▶ Job: In the listing below, find every line containing "niveaux" and copy it out.

--------------------------------

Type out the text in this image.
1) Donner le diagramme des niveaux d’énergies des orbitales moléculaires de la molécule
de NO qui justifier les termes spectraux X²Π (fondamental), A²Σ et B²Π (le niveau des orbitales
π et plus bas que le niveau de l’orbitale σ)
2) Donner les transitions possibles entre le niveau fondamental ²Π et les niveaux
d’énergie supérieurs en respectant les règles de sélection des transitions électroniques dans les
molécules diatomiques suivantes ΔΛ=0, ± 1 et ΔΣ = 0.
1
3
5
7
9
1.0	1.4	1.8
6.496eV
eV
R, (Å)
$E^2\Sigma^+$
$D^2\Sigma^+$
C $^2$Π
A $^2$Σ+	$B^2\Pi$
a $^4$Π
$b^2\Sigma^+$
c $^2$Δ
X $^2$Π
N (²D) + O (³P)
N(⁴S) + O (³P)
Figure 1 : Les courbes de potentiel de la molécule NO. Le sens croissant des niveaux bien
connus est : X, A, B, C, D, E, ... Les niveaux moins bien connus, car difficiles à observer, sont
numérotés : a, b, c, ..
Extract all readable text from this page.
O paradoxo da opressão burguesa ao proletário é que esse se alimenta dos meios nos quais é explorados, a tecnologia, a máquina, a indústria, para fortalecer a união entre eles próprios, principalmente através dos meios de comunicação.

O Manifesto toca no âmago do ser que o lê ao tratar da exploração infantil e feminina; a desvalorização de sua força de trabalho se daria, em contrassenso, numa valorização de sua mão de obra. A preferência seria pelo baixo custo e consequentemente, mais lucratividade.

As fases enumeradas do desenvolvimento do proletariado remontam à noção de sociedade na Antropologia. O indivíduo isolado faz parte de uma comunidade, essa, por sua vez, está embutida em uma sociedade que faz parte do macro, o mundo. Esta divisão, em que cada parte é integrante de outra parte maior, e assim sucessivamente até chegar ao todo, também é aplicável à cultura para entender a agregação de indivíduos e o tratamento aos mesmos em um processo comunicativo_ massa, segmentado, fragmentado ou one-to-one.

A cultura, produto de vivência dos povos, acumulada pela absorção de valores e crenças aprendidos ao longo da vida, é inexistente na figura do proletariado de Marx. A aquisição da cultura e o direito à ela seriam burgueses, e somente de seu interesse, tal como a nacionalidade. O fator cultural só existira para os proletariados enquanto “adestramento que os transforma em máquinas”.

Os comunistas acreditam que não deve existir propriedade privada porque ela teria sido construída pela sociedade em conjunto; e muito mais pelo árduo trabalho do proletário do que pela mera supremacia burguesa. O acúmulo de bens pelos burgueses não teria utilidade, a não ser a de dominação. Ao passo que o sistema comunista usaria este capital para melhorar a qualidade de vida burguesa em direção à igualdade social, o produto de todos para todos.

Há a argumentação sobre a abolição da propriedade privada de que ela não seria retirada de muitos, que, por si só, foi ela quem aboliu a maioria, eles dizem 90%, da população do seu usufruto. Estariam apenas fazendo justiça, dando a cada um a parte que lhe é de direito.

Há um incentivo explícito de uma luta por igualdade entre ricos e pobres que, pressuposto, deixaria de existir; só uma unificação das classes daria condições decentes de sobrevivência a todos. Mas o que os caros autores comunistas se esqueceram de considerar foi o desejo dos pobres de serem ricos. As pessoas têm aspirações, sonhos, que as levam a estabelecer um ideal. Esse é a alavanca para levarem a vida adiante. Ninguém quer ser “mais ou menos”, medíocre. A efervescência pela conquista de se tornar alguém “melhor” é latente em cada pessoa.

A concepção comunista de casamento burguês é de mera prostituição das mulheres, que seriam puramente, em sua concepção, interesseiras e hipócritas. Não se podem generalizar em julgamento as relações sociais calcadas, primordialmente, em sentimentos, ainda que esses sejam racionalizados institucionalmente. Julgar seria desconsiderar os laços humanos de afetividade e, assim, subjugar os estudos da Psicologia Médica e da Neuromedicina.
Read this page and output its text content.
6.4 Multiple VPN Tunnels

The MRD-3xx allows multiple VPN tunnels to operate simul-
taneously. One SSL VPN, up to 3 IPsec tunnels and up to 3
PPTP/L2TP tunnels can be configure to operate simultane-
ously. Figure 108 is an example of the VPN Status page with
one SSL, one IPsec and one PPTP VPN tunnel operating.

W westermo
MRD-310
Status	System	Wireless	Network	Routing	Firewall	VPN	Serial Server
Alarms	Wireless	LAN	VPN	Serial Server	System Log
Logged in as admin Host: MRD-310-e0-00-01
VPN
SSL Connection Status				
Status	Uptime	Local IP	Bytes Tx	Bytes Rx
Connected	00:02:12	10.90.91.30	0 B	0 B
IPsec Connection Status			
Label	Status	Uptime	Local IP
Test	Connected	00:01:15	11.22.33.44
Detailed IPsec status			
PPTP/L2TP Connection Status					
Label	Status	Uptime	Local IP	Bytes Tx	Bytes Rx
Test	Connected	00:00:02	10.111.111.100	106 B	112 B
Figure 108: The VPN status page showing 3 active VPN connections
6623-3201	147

--------------------------------

▶ Answer in full:
1) Donner le diagramme des niveaux d’énergies des orbitales moléculaires de la molécule
2) Donner les transitions possibles entre le niveau fondamental ²Π et les niveaux
Figure 1 : Les courbes de potentiel de la molécule NO. Le sens croissant des niveaux bien
connus est : X, A, B, C, D, E, ... Les niveaux moins bien connus, car difficiles à observer, sont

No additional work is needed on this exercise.